De rechtbank oordeelde dat er sprake was van een spoedeisend belang, aangezien [gedaagde] niet meewerkte aan de uitvoering van de echtscheidingsbeschikking. De voorzieningenrechter wees de vorderingen van [eiser] toe, waarbij [gedaagde] werd verplicht om medewerking te verlenen aan de verkoop van de woning en deze uiterlijk op 1 april 2022 te ontruimen. Tevens werd een dwangsom opgelegd voor het geval [gedaagde] in gebreke zou blijven. De vordering van [gedaagde] om de verkoop van de woning te schorsen werd afgewezen, omdat de rechtbank geen redenen zag om de tenuitvoerlegging van de echtscheidingsbeschikking te schorsen. De rechtbank concludeerde dat het belang van [eiser] bij de verkoop van de woning zwaarder woog dan het belang van [gedaagde] bij het behoud van de huidige situatie.

De uitspraak benadrukt het belang van de nakoming van echtscheidingsbeschikkingen en de rol van de voorzieningenrechter in kort geding procedures, vooral wanneer er sprake is van een weigerachtige houding van een partij.

▶ _Gegevensdeel_:
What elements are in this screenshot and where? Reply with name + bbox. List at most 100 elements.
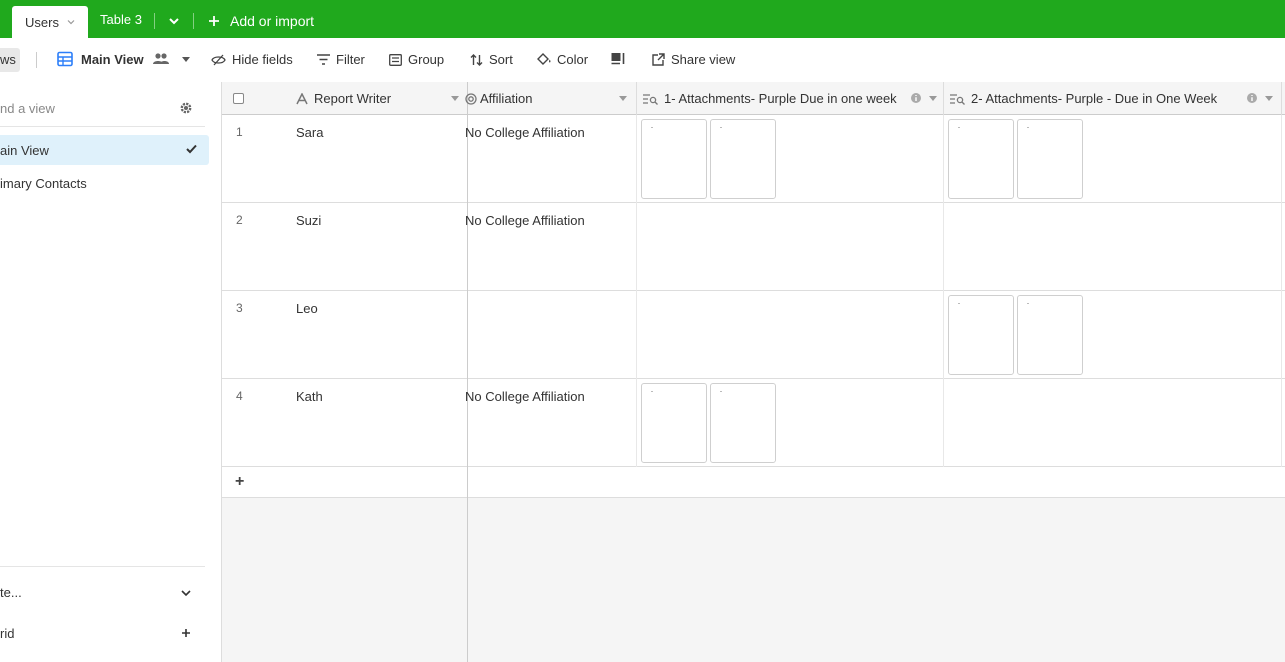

▶ _Openstaande taken_:
• A. Leg aan de hand van de tekst over de echtscheidingsbeschikking uit waarom de rechtbank een spoedeisend belang aannam.
• B. Op welke datum moest [gedaagde] de woning volgens de tekst over de echtscheidingsbeschikking uiterlijk hebben ontruimd?
• C. Schrijf de tekst over de uitspraak in het kort geding rond de woningverkoop verder, aansluitend op de laatste zin.

▶ _Uitgewerkte taken_:
• A. De rechtbank nam een spoedeisend belang aan omdat [gedaagde] niet meewerkte aan de uitvoering van de echtscheidingsbeschikking.

• B. Uiterlijk op 1 april 2022.

• C.
Uitspraak

vonnis

RECHTBANK NOORD-HOLLAND

Handel, Kanton en Insolventie
Zittingsplaats Haarlem
zaaknummer / rolnummer: C/15/323331 / KG ZA 21-657
Vonnis in kort geding van 26 januari 2022
in de zaak van
[eiser],
wonende te [plaats 1], Griekenland,
eiser in conventie,
verweerder in reconventie,
advocaat mr. S.N. Ziekman-Meijerink te Utrecht,
tegen
[gedaagde],
wonende te [plaats 2],
gedaagde in conventie,
eiseres in reconventie,
advocaat mr. T.M. Coppes te Aerdenhout.
Partijen zullen hierna [eiser] en [gedaagde] genoemd worden.

1.De procedure

1.1.
Het verloop van de procedure blijkt uit:
  • de dagvaarding van 21 december 2021 met 8 producties van [eiser];
  • de door [eiser] op 11 januari 2022 ingebrachte aanvullende producties 9 en 10;
  • de conclusie van antwoord en eis in reconventie van 10 januari 2022 met 6 producties van [gedaagde];
  • de door [eiser] op 12 januari 2022 ingebrachte aanvullende producties 11 en 12;
  • het bezwaar van [gedaagde] tegen de door [eiser] op 12 januari 2022 ingebrachte producties;
  • de mondelinge behandeling van 12 januari 2022, waarvan door de griffier aantekeningen zijn bijgehouden en waarbij door de advocaat van [eiser] pleitaantekeningen zijn overgelegd.
1.2.
Ten slotte is vonnis bepaald op vandaag.

2.De feiten

2.1.
Partijen zijn met elkaar gehuwd op 18 november 1998 te [plaats 2] onder het maken van huwelijkse voorwaarden.
2.2.
De huwelijkse voorwaarden houden onder meer in:

Algehele uitsluiting
Artikel 1:
De echtgenoten zijn gehuwd in gemeenschap van inboedel en het woonhuis aan de [adres] te [plaats 2], doch overigens met uitsluiting van elke gemeenschap van goederen.
2.3.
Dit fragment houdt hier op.